• _Instructions to follow_
Where a line in the listing below contains the word "start", copy that line.

• _The data_

_ _ _ _ _ _ _

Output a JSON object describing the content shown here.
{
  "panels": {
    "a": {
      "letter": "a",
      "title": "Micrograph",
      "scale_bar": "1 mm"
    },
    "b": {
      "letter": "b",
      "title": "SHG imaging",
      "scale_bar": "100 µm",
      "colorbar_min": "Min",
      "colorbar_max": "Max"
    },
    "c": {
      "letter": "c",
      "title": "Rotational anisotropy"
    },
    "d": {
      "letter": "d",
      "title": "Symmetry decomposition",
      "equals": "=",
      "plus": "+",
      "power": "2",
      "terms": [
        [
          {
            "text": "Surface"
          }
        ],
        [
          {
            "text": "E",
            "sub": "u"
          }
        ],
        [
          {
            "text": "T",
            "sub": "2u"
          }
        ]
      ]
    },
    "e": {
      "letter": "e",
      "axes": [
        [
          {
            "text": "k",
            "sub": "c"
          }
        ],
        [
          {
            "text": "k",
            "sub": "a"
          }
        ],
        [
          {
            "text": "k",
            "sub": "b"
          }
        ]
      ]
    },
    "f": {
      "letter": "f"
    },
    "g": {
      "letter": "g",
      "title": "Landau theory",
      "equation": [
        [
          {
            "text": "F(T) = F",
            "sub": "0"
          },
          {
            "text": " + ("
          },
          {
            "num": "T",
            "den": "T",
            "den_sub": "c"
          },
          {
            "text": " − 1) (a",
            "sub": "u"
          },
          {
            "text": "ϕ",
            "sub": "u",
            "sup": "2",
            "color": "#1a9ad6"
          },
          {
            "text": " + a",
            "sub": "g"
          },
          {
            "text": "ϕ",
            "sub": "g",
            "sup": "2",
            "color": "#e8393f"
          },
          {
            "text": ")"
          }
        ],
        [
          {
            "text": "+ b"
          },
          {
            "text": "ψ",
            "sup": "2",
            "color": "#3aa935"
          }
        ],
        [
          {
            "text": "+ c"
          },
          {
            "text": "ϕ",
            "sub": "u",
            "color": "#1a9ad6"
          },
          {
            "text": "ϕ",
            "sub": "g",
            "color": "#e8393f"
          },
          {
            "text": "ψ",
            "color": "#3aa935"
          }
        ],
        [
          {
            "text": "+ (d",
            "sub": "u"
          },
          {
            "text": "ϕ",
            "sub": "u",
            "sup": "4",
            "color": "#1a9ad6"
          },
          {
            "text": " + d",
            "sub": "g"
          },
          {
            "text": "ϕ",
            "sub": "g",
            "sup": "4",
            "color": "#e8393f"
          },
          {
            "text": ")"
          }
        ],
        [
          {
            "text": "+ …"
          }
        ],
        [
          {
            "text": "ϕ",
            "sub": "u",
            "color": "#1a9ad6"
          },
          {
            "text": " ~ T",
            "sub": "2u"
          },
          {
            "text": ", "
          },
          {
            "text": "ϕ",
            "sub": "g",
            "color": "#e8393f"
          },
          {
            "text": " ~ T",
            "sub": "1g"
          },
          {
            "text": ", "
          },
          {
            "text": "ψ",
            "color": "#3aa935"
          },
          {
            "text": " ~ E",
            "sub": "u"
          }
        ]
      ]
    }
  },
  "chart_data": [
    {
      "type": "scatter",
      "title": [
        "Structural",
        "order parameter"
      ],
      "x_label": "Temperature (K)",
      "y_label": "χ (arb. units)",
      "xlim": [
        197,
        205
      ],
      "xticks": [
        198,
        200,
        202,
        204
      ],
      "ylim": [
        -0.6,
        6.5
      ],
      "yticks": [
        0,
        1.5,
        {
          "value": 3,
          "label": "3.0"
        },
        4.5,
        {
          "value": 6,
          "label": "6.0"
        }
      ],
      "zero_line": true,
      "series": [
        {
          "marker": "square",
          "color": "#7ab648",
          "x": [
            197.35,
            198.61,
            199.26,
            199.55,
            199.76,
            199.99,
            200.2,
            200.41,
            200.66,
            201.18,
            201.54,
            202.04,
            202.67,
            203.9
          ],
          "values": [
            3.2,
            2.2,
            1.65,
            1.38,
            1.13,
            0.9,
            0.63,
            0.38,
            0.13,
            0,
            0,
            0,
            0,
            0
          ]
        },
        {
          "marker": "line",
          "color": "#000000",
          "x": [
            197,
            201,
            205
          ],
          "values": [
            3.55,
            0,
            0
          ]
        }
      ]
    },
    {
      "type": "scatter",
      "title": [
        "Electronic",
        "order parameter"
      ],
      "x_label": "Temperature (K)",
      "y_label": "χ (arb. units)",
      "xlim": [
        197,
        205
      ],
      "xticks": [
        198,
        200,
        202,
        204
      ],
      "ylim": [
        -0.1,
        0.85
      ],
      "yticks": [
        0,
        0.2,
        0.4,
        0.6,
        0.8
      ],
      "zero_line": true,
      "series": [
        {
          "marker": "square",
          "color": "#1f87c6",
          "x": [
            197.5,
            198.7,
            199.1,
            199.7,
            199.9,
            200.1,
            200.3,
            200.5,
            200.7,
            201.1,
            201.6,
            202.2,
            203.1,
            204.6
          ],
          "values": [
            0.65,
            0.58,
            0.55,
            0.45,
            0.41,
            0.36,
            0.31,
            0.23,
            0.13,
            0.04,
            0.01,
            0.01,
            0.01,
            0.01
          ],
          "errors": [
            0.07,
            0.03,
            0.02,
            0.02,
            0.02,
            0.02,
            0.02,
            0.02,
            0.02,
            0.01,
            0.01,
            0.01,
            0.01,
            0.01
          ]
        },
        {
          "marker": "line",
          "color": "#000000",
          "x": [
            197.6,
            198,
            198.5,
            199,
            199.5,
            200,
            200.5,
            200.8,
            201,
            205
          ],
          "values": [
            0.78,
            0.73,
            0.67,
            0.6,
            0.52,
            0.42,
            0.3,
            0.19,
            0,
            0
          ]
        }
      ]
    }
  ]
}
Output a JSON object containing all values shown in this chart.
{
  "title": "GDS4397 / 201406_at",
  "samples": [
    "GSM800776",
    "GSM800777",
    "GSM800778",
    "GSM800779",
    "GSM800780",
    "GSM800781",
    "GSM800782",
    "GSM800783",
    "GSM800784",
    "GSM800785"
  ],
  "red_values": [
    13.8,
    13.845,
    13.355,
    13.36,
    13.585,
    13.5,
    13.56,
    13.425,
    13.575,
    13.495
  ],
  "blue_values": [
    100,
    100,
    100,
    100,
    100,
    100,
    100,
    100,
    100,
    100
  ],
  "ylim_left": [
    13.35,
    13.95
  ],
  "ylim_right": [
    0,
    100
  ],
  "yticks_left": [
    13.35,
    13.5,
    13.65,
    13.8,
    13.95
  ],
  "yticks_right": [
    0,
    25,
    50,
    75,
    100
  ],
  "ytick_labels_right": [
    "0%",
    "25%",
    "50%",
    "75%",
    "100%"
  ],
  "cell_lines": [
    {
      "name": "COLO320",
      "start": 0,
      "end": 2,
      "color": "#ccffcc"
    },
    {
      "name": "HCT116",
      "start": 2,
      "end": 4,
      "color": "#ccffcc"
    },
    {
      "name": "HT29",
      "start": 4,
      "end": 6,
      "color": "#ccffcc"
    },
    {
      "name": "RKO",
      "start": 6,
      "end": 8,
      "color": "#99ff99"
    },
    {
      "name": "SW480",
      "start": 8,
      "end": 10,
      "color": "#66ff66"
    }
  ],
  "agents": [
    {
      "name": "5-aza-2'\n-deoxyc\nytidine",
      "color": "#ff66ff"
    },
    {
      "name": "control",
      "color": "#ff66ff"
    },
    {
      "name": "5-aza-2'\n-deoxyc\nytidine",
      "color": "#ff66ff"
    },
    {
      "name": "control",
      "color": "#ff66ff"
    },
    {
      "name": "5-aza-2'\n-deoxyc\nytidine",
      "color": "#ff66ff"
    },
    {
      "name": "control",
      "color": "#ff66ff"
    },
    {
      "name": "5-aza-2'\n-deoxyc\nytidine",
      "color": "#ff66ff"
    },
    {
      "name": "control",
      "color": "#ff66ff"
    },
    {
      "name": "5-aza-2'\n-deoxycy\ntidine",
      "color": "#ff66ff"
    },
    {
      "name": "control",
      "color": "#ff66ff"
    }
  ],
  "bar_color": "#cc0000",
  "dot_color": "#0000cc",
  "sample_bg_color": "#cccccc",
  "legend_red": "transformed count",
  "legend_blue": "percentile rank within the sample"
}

_ _ _ _ _ _ _

• _Result of this task_
      "start": 0,
      "start": 2,
      "start": 4,
      "start": 6,
      "start": 8,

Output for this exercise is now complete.